* [Saved entries]
━━━━━━━━━━━━━━━━━━━━━━━━━━━━━━
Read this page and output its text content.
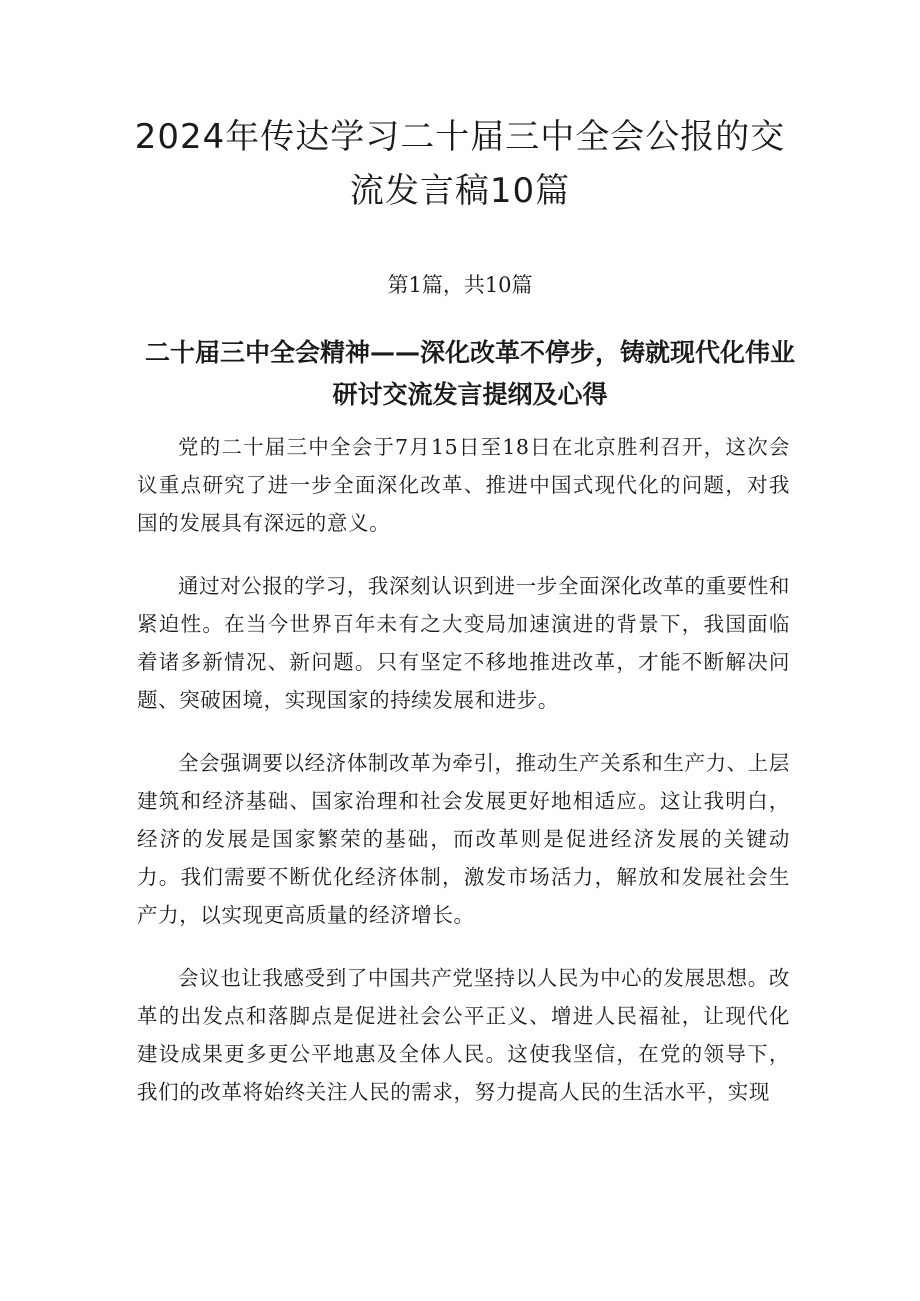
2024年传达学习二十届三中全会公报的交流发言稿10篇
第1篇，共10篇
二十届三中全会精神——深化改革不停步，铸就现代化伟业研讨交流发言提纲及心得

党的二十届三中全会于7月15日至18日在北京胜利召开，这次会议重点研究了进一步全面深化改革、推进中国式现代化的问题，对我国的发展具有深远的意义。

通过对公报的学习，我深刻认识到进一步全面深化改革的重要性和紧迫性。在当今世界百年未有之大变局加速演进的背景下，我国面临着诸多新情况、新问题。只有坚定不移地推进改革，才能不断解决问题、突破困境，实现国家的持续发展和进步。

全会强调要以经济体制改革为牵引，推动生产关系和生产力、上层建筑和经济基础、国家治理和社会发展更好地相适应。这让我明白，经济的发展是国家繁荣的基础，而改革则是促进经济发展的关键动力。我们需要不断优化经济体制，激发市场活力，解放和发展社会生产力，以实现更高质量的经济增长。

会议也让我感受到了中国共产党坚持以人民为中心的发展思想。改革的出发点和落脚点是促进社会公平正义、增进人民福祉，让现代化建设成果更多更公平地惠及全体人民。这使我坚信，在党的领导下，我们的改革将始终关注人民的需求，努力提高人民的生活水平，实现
━━━━━━━━━━━━━━━━━━━━━━━━━━━━━━
* [GIVEN INSTRUCTION] Leave the pictures out and write out every entry exactly as given.

* [EXERCISE ANSWER]
Read this page and output its text content.
2024年传达学习二十届三中全会公报的交流发言稿10篇
第1篇，共10篇
二十届三中全会精神——深化改革不停步，铸就现代化伟业研讨交流发言提纲及心得

党的二十届三中全会于7月15日至18日在北京胜利召开，这次会议重点研究了进一步全面深化改革、推进中国式现代化的问题，对我国的发展具有深远的意义。

通过对公报的学习，我深刻认识到进一步全面深化改革的重要性和紧迫性。在当今世界百年未有之大变局加速演进的背景下，我国面临着诸多新情况、新问题。只有坚定不移地推进改革，才能不断解决问题、突破困境，实现国家的持续发展和进步。

全会强调要以经济体制改革为牵引，推动生产关系和生产力、上层建筑和经济基础、国家治理和社会发展更好地相适应。这让我明白，经济的发展是国家繁荣的基础，而改革则是促进经济发展的关键动力。我们需要不断优化经济体制，激发市场活力，解放和发展社会生产力，以实现更高质量的经济增长。

会议也让我感受到了中国共产党坚持以人民为中心的发展思想。改革的出发点和落脚点是促进社会公平正义、增进人民福祉，让现代化建设成果更多更公平地惠及全体人民。这使我坚信，在党的领导下，我们的改革将始终关注人民的需求，努力提高人民的生活水平，实现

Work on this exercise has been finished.